*REQUIRED TASK:* Below is a listing; copy all of it exactly.

*DATA SHOWN:*
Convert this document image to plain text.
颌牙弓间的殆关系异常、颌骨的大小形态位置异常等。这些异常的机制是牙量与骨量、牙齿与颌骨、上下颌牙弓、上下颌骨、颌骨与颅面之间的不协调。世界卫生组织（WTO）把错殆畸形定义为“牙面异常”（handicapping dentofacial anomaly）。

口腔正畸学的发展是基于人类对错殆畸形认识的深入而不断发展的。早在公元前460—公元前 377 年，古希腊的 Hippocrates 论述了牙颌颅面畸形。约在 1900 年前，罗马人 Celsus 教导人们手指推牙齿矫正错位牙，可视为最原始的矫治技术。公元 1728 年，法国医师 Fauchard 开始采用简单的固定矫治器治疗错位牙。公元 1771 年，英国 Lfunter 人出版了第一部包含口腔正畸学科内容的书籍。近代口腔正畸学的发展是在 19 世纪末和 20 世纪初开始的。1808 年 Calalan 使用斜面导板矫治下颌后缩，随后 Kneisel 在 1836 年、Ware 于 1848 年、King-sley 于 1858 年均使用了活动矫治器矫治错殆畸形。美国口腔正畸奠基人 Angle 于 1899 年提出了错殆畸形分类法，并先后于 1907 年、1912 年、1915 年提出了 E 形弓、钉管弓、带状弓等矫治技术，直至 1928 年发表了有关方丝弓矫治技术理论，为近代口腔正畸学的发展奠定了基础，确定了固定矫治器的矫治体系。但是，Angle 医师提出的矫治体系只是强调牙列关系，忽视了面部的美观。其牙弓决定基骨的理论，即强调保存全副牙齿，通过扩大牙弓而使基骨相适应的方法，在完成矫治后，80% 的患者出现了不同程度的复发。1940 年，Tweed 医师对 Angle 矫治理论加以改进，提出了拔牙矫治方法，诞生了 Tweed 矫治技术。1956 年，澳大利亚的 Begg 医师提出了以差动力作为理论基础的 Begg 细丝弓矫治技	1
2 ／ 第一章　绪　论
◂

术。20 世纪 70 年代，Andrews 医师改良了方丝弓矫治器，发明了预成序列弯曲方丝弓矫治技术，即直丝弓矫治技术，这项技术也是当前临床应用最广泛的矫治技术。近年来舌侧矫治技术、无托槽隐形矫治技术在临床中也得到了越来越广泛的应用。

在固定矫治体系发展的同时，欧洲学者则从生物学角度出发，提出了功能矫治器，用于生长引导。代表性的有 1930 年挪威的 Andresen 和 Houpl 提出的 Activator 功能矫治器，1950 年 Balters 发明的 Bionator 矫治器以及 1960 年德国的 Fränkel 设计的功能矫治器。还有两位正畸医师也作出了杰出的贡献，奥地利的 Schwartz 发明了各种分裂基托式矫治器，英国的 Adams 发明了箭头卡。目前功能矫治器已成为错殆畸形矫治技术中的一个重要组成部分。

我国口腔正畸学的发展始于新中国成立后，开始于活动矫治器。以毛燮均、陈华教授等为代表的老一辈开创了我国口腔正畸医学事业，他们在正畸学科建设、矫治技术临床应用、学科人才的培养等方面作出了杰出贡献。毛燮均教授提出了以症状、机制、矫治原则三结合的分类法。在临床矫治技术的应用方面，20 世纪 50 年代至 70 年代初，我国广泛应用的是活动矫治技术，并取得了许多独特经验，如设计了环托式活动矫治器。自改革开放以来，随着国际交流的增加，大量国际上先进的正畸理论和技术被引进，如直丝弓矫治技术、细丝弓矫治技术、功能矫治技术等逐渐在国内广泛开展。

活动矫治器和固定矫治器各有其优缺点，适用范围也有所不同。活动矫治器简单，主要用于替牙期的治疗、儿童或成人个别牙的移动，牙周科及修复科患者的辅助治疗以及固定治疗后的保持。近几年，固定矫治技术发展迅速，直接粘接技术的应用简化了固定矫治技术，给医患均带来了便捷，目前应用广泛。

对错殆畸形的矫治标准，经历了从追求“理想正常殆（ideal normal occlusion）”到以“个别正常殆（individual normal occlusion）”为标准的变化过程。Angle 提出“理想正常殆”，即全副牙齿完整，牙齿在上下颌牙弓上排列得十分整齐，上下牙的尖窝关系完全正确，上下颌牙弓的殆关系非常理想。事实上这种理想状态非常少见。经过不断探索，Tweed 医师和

*ANSWER TO THE EXERCISE:*
Convert this document image to plain text.
颌牙弓间的殆关系异常、颌骨的大小形态位置异常等。这些异常的机制是牙量与骨量、牙齿与颌骨、上下颌牙弓、上下颌骨、颌骨与颅面之间的不协调。世界卫生组织（WTO）把错殆畸形定义为“牙面异常”（handicapping dentofacial anomaly）。

口腔正畸学的发展是基于人类对错殆畸形认识的深入而不断发展的。早在公元前460—公元前 377 年，古希腊的 Hippocrates 论述了牙颌颅面畸形。约在 1900 年前，罗马人 Celsus 教导人们手指推牙齿矫正错位牙，可视为最原始的矫治技术。公元 1728 年，法国医师 Fauchard 开始采用简单的固定矫治器治疗错位牙。公元 1771 年，英国 Lfunter 人出版了第一部包含口腔正畸学科内容的书籍。近代口腔正畸学的发展是在 19 世纪末和 20 世纪初开始的。1808 年 Calalan 使用斜面导板矫治下颌后缩，随后 Kneisel 在 1836 年、Ware 于 1848 年、King-sley 于 1858 年均使用了活动矫治器矫治错殆畸形。美国口腔正畸奠基人 Angle 于 1899 年提出了错殆畸形分类法，并先后于 1907 年、1912 年、1915 年提出了 E 形弓、钉管弓、带状弓等矫治技术，直至 1928 年发表了有关方丝弓矫治技术理论，为近代口腔正畸学的发展奠定了基础，确定了固定矫治器的矫治体系。但是，Angle 医师提出的矫治体系只是强调牙列关系，忽视了面部的美观。其牙弓决定基骨的理论，即强调保存全副牙齿，通过扩大牙弓而使基骨相适应的方法，在完成矫治后，80% 的患者出现了不同程度的复发。1940 年，Tweed 医师对 Angle 矫治理论加以改进，提出了拔牙矫治方法，诞生了 Tweed 矫治技术。1956 年，澳大利亚的 Begg 医师提出了以差动力作为理论基础的 Begg 细丝弓矫治技	1
2 ／ 第一章　绪　论
◂

术。20 世纪 70 年代，Andrews 医师改良了方丝弓矫治器，发明了预成序列弯曲方丝弓矫治技术，即直丝弓矫治技术，这项技术也是当前临床应用最广泛的矫治技术。近年来舌侧矫治技术、无托槽隐形矫治技术在临床中也得到了越来越广泛的应用。

在固定矫治体系发展的同时，欧洲学者则从生物学角度出发，提出了功能矫治器，用于生长引导。代表性的有 1930 年挪威的 Andresen 和 Houpl 提出的 Activator 功能矫治器，1950 年 Balters 发明的 Bionator 矫治器以及 1960 年德国的 Fränkel 设计的功能矫治器。还有两位正畸医师也作出了杰出的贡献，奥地利的 Schwartz 发明了各种分裂基托式矫治器，英国的 Adams 发明了箭头卡。目前功能矫治器已成为错殆畸形矫治技术中的一个重要组成部分。

我国口腔正畸学的发展始于新中国成立后，开始于活动矫治器。以毛燮均、陈华教授等为代表的老一辈开创了我国口腔正畸医学事业，他们在正畸学科建设、矫治技术临床应用、学科人才的培养等方面作出了杰出贡献。毛燮均教授提出了以症状、机制、矫治原则三结合的分类法。在临床矫治技术的应用方面，20 世纪 50 年代至 70 年代初，我国广泛应用的是活动矫治技术，并取得了许多独特经验，如设计了环托式活动矫治器。自改革开放以来，随着国际交流的增加，大量国际上先进的正畸理论和技术被引进，如直丝弓矫治技术、细丝弓矫治技术、功能矫治技术等逐渐在国内广泛开展。

活动矫治器和固定矫治器各有其优缺点，适用范围也有所不同。活动矫治器简单，主要用于替牙期的治疗、儿童或成人个别牙的移动，牙周科及修复科患者的辅助治疗以及固定治疗后的保持。近几年，固定矫治技术发展迅速，直接粘接技术的应用简化了固定矫治技术，给医患均带来了便捷，目前应用广泛。

对错殆畸形的矫治标准，经历了从追求“理想正常殆（ideal normal occlusion）”到以“个别正常殆（individual normal occlusion）”为标准的变化过程。Angle 提出“理想正常殆”，即全副牙齿完整，牙齿在上下颌牙弓上排列得十分整齐，上下牙的尖窝关系完全正确，上下颌牙弓的殆关系非常理想。事实上这种理想状态非常少见。经过不断探索，Tweed 医师和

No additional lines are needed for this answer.